Problem requirements:
Please restate the entries below word for word, leaving out any pictures.

Study material:
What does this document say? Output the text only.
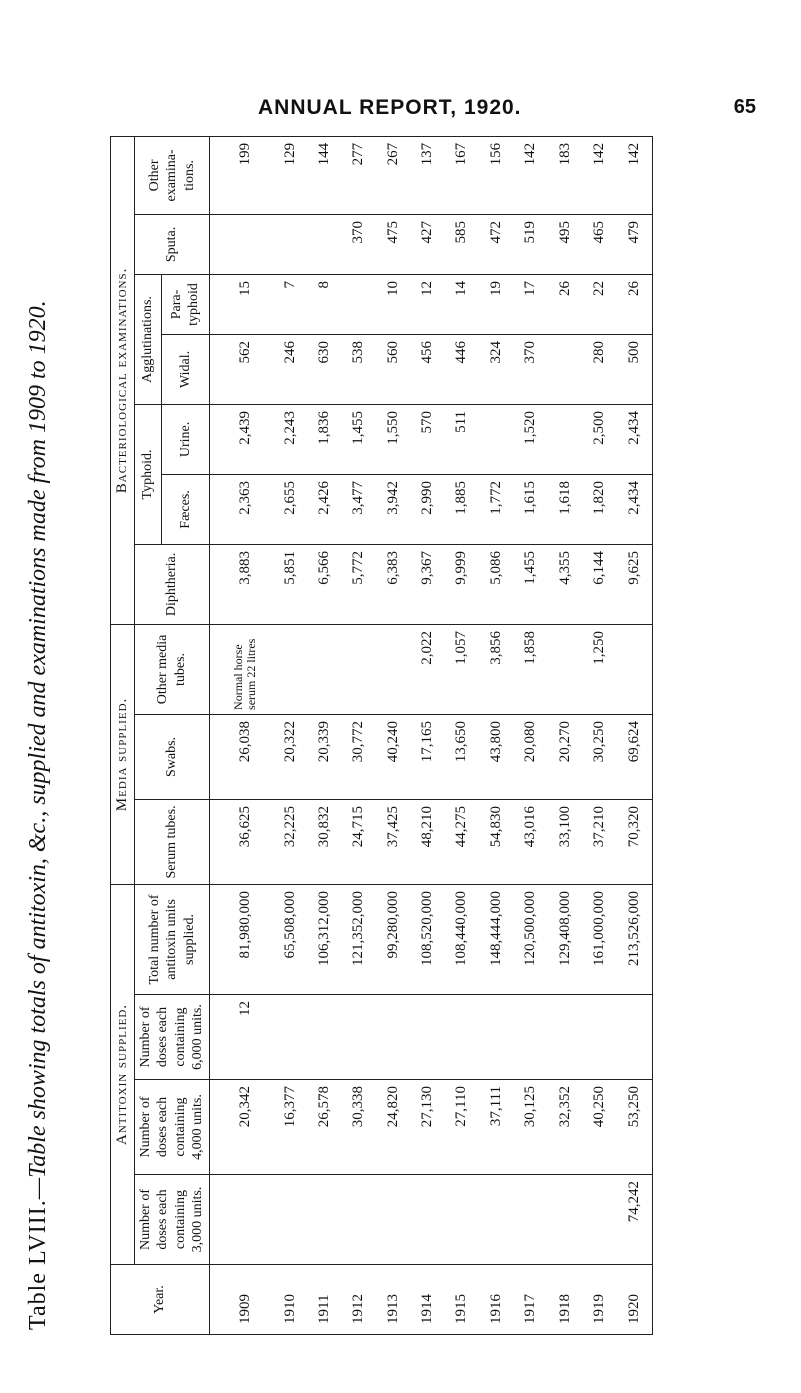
ANNUAL REPORT, 1920.	65
Table LVIII.—Table showing totals of antitoxin, &c., supplied and examinations made from 1909 to 1920.
Year.	Antitoxin supplied.				Media supplied.			Bacteriological examinations.						
	Number of doses each containing 3,000 units.	Number of doses each containing 4,000 units.	Number of doses each containing 6,000 units.	Total number of antitoxin units supplied.	Serum tubes.	Swabs.	Other media tubes.	Diphtheria.	Typhoid.		Agglutinations.		Sputa.	Other examina-tions.
									Fæces.	Urine.	Widal.	Para-typhoid		
1909		20,342	12	81,980,000	36,625	26,038	Normal horse serum 22 litres	3,883	2,363	2,439	562	15		199
1910		16,377		65,508,000	32,225	20,322		5,851	2,655	2,243	246	7		129
1911		26,578		106,312,000	30,832	20,339		6,566	2,426	1,836	630	8		144
1912		30,338		121,352,000	24,715	30,772		5,772	3,477	1,455	538		370	277
1913		24,820		99,280,000	37,425	40,240		6,383	3,942	1,550	560	10	475	267
1914		27,130		108,520,000	48,210	17,165	2,022	9,367	2,990	570	456	12	427	137
1915		27,110		108,440,000	44,275	13,650	1,057	9,999	1,885	511	446	14	585	167
1916		37,111		148,444,000	54,830	43,800	3,856	5,086	1,772		324	19	472	156
1917		30,125		120,500,000	43,016	20,080	1,858	1,455	1,615	1,520	370	17	519	142
1918		32,352		129,408,000	33,100	20,270		4,355	1,618			26	495	183
1919		40,250		161,000,000	37,210	30,250	1,250	6,144	1,820	2,500	280	22	465	142
1920	74,242	53,250		213,526,000	70,320	69,624		9,625	2,434	2,434	500	26	479	142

Result of this exercise:
What does this document say? Output the text only.
ANNUAL REPORT, 1920.	65
Table LVIII.—Table showing totals of antitoxin, &c., supplied and examinations made from 1909 to 1920.
Year.	Antitoxin supplied.				Media supplied.			Bacteriological examinations.						
	Number of doses each containing 3,000 units.	Number of doses each containing 4,000 units.	Number of doses each containing 6,000 units.	Total number of antitoxin units supplied.	Serum tubes.	Swabs.	Other media tubes.	Diphtheria.	Typhoid.		Agglutinations.		Sputa.	Other examina-tions.
									Fæces.	Urine.	Widal.	Para-typhoid		
1909		20,342	12	81,980,000	36,625	26,038	Normal horse serum 22 litres	3,883	2,363	2,439	562	15		199
1910		16,377		65,508,000	32,225	20,322		5,851	2,655	2,243	246	7		129
1911		26,578		106,312,000	30,832	20,339		6,566	2,426	1,836	630	8		144
1912		30,338		121,352,000	24,715	30,772		5,772	3,477	1,455	538		370	277
1913		24,820		99,280,000	37,425	40,240		6,383	3,942	1,550	560	10	475	267
1914		27,130		108,520,000	48,210	17,165	2,022	9,367	2,990	570	456	12	427	137
1915		27,110		108,440,000	44,275	13,650	1,057	9,999	1,885	511	446	14	585	167
1916		37,111		148,444,000	54,830	43,800	3,856	5,086	1,772		324	19	472	156
1917		30,125		120,500,000	43,016	20,080	1,858	1,455	1,615	1,520	370	17	519	142
1918		32,352		129,408,000	33,100	20,270		4,355	1,618			26	495	183
1919		40,250		161,000,000	37,210	30,250	1,250	6,144	1,820	2,500	280	22	465	142
1920	74,242	53,250		213,526,000	70,320	69,624		9,625	2,434	2,434	500	26	479	142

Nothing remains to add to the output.